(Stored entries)
========================================================================

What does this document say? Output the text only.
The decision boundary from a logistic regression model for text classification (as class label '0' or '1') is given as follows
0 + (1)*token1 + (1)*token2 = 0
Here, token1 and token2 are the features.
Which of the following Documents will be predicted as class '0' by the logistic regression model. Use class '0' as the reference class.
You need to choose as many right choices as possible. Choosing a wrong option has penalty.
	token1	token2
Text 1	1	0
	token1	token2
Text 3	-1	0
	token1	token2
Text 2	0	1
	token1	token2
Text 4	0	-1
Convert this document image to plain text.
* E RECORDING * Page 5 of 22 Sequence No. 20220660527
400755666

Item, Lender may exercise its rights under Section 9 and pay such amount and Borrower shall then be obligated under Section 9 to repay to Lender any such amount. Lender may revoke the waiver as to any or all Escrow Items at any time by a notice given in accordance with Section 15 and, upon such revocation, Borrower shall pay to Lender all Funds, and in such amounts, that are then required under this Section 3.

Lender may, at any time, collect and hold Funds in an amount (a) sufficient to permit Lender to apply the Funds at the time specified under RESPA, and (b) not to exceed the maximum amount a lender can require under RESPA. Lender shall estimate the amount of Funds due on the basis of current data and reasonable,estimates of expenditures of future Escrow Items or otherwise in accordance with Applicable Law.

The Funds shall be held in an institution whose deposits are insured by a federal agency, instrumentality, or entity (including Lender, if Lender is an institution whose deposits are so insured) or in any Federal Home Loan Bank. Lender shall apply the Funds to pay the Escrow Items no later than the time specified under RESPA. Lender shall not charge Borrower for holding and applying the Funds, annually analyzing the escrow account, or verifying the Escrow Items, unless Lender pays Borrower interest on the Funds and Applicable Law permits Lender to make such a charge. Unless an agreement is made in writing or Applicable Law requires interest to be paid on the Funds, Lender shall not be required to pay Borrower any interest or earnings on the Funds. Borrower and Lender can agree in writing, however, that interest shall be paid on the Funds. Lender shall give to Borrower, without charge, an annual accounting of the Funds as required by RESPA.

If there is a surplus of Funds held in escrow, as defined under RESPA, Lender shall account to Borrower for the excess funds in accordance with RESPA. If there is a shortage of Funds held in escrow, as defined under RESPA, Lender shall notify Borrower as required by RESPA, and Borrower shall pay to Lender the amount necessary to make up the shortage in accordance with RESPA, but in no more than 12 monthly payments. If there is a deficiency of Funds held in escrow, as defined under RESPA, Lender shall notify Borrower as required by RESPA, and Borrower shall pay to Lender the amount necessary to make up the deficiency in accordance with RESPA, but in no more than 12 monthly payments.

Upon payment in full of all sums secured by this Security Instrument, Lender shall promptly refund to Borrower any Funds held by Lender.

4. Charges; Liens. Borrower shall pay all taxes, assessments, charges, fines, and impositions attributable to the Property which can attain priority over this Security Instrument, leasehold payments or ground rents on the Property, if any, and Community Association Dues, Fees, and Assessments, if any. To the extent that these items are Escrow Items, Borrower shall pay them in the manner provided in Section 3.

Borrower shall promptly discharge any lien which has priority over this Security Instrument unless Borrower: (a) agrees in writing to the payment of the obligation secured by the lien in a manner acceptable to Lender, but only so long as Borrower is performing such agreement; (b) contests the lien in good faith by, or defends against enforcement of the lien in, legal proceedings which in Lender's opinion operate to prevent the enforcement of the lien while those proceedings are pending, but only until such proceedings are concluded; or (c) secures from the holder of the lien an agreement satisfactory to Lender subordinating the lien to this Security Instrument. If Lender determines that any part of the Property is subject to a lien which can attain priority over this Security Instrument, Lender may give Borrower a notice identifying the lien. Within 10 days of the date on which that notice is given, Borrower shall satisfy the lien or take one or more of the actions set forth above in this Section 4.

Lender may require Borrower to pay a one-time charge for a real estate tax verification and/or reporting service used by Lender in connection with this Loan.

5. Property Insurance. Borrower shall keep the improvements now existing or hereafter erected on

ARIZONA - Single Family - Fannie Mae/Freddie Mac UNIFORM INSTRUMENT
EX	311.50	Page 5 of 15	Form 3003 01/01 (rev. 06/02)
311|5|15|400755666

========================================================================

■ **WORK TO DO**
Search the listing for the word "Property" and return each line that holds it.

■ **RESULT OF THE EXERCISE**
4. Charges; Liens. Borrower shall pay all taxes, assessments, charges, fines, and impositions attributable to the Property which can attain priority over this Security Instrument, leasehold payments or ground rents on the Property, if any, and Community Association Dues, Fees, and Assessments, if any. To the extent that these items are Escrow Items, Borrower shall pay them in the manner provided in Section 3.
Borrower shall promptly discharge any lien which has priority over this Security Instrument unless Borrower: (a) agrees in writing to the payment of the obligation secured by the lien in a manner acceptable to Lender, but only so long as Borrower is performing such agreement; (b) contests the lien in good faith by, or defends against enforcement of the lien in, legal proceedings which in Lender's opinion operate to prevent the enforcement of the lien while those proceedings are pending, but only until such proceedings are concluded; or (c) secures from the holder of the lien an agreement satisfactory to Lender subordinating the lien to this Security Instrument. If Lender determines that any part of the Property is subject to a lien which can attain priority over this Security Instrument, Lender may give Borrower a notice identifying the lien. Within 10 days of the date on which that notice is given, Borrower shall satisfy the lien or take one or more of the actions set forth above in this Section 4.
5. Property Insurance. Borrower shall keep the improvements now existing or hereafter erected on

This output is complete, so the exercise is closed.